INSTRUCTIONS FOR THE TASK: Reproduce the records word for word, from their very first line through the line containing "x-tick-label: 2017 [878,904,909,918]", with both of those lines included.
§
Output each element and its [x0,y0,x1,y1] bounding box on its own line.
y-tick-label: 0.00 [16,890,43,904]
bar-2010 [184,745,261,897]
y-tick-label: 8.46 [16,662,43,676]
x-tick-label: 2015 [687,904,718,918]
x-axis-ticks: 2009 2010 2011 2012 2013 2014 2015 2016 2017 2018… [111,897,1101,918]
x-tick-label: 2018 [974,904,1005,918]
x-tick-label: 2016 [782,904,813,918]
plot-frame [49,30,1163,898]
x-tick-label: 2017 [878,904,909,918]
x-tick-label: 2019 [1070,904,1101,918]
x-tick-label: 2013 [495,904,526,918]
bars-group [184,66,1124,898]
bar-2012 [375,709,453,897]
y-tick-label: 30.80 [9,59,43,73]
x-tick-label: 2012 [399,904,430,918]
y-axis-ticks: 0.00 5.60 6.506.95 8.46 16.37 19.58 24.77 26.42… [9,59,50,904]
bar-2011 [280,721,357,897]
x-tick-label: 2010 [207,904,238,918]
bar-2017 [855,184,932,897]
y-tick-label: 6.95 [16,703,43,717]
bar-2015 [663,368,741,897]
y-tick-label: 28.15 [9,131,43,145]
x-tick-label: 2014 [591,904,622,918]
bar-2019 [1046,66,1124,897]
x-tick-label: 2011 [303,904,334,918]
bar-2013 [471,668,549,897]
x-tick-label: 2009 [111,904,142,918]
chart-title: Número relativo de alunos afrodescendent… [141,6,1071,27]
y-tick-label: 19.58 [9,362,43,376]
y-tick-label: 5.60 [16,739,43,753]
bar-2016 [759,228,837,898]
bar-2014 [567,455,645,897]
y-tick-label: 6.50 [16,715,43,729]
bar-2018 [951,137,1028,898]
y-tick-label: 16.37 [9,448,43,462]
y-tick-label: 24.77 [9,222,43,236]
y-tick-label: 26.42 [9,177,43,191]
§
WRITTEN SOLUTION:
Output each element and its [x0,y0,x1,y1] bounding box on its own line.
y-tick-label: 0.00 [16,890,43,904]
bar-2010 [184,745,261,897]
y-tick-label: 8.46 [16,662,43,676]
x-tick-label: 2015 [687,904,718,918]
x-axis-ticks: 2009 2010 2011 2012 2013 2014 2015 2016 2017 2018… [111,897,1101,918]
x-tick-label: 2018 [974,904,1005,918]
x-tick-label: 2016 [782,904,813,918]
plot-frame [49,30,1163,898]
x-tick-label: 2017 [878,904,909,918]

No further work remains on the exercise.